▶ RECORD SET:
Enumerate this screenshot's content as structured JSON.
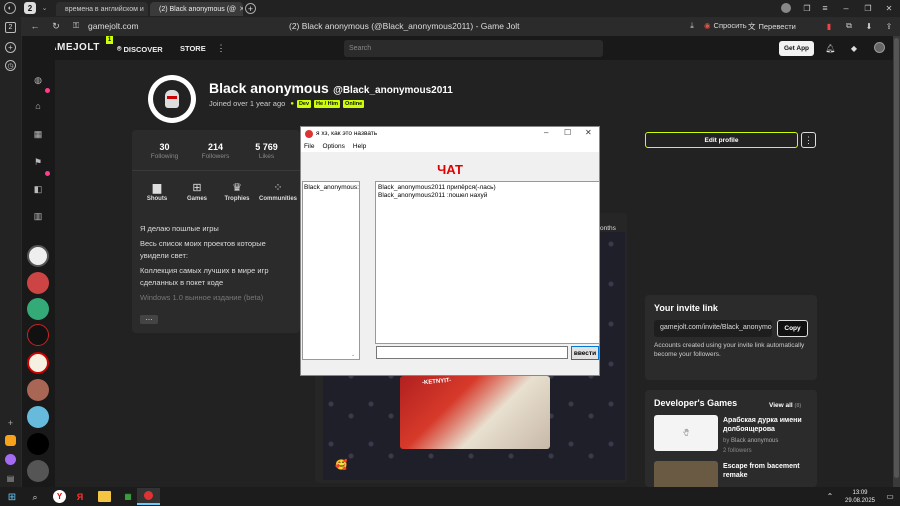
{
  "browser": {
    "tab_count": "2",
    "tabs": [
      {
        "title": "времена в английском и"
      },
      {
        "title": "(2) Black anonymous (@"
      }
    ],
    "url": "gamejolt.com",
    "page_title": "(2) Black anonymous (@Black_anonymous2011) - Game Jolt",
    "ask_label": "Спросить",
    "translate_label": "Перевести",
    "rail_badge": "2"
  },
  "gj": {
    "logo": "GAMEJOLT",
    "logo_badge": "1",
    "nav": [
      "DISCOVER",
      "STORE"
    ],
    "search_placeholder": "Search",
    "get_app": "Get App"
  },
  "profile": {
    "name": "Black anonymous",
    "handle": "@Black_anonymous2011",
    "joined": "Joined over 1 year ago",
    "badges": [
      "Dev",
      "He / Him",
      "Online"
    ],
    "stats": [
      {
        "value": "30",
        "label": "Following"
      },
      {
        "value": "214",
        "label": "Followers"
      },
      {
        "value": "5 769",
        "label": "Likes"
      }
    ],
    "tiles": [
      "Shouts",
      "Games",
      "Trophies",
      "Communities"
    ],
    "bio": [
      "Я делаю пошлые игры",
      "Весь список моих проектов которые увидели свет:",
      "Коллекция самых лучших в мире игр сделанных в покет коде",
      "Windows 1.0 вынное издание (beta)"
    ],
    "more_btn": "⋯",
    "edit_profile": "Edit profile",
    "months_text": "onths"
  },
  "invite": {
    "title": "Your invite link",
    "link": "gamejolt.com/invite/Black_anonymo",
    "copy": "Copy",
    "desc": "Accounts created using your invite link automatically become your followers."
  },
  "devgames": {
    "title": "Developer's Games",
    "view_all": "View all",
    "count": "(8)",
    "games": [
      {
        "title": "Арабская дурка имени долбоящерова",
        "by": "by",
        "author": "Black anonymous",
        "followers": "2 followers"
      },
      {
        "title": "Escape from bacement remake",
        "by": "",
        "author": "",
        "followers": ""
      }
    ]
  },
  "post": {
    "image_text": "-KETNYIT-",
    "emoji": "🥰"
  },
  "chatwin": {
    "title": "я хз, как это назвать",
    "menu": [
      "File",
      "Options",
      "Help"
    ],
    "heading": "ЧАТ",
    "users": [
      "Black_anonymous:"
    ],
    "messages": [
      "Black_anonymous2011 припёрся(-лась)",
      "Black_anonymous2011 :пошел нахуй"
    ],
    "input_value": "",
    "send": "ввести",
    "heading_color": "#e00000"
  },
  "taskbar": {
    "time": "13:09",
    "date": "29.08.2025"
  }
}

---

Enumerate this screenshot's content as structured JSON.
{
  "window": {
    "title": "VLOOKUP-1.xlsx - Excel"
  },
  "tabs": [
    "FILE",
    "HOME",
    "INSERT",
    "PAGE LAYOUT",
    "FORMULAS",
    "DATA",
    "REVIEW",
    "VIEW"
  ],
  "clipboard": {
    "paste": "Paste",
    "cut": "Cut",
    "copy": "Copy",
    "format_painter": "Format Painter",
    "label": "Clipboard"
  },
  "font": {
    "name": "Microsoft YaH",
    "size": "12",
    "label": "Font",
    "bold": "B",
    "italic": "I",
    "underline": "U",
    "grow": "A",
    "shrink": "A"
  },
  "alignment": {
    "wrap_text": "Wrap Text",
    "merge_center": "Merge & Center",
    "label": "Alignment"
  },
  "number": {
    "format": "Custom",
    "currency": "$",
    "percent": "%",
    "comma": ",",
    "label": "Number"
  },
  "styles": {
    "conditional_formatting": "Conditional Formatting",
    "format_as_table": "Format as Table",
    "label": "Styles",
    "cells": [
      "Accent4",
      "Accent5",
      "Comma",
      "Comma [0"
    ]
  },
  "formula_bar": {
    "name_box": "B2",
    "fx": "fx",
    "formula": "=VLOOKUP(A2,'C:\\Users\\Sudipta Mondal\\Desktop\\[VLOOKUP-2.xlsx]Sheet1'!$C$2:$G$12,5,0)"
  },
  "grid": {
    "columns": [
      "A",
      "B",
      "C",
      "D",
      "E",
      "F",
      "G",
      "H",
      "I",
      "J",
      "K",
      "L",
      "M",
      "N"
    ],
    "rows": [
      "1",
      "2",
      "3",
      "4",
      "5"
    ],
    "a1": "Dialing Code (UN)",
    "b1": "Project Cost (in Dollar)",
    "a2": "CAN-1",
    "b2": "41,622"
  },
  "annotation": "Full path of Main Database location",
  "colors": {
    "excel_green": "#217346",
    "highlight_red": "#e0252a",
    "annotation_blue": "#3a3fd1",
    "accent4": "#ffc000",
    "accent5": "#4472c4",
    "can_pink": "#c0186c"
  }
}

==

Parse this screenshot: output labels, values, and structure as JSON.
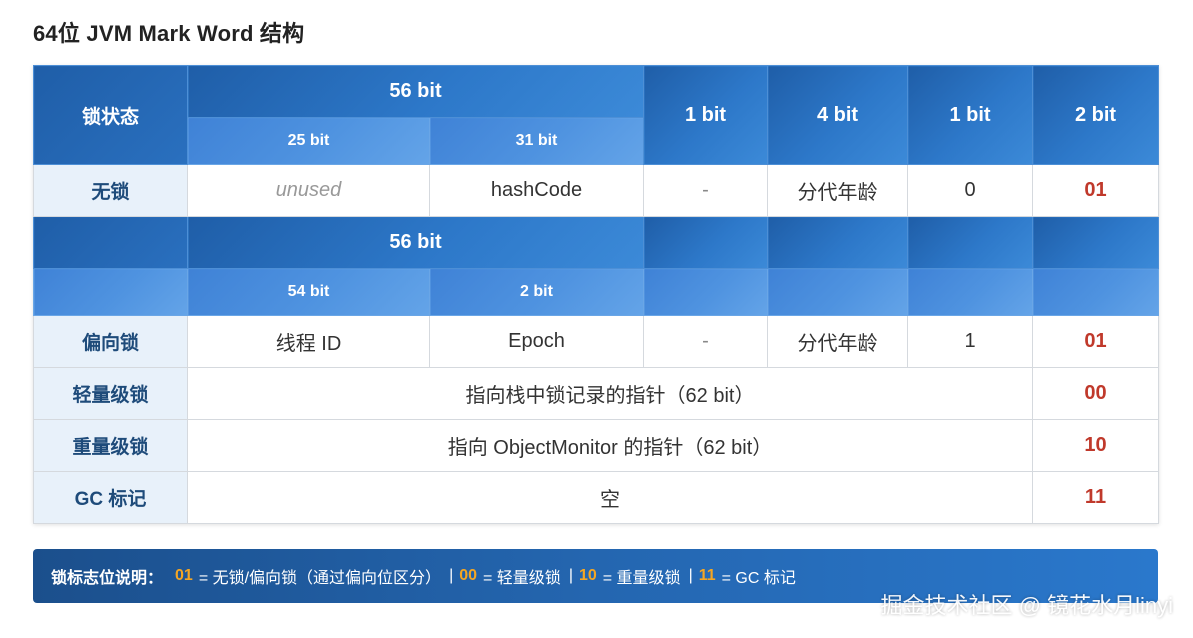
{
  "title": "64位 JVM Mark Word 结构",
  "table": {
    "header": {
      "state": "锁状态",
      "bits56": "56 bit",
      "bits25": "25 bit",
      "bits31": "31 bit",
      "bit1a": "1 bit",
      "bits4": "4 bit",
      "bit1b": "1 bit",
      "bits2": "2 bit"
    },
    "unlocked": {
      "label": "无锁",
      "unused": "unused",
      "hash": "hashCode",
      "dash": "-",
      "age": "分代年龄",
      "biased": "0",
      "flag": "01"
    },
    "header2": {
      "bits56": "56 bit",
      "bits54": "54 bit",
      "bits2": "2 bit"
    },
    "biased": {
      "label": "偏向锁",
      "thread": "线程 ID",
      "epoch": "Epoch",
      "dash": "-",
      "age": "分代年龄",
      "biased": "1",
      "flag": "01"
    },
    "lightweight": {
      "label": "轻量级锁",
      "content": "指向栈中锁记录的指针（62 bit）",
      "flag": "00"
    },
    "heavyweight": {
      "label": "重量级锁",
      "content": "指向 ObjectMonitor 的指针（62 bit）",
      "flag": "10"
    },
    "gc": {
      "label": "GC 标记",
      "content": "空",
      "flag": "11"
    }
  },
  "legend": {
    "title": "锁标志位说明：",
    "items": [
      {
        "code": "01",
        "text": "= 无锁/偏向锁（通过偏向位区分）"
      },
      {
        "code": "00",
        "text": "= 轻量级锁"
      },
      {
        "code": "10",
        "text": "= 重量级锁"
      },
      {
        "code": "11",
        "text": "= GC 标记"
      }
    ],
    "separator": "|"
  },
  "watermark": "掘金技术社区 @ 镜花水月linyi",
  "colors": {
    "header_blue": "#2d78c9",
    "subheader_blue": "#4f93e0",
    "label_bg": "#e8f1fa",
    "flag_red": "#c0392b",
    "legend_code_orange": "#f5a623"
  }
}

▶ WHAT THIS TASK INVOLVES:
Only a number is wanted: how many lines of the material above hold "link"?

▶ RIGHT ANSWER:
3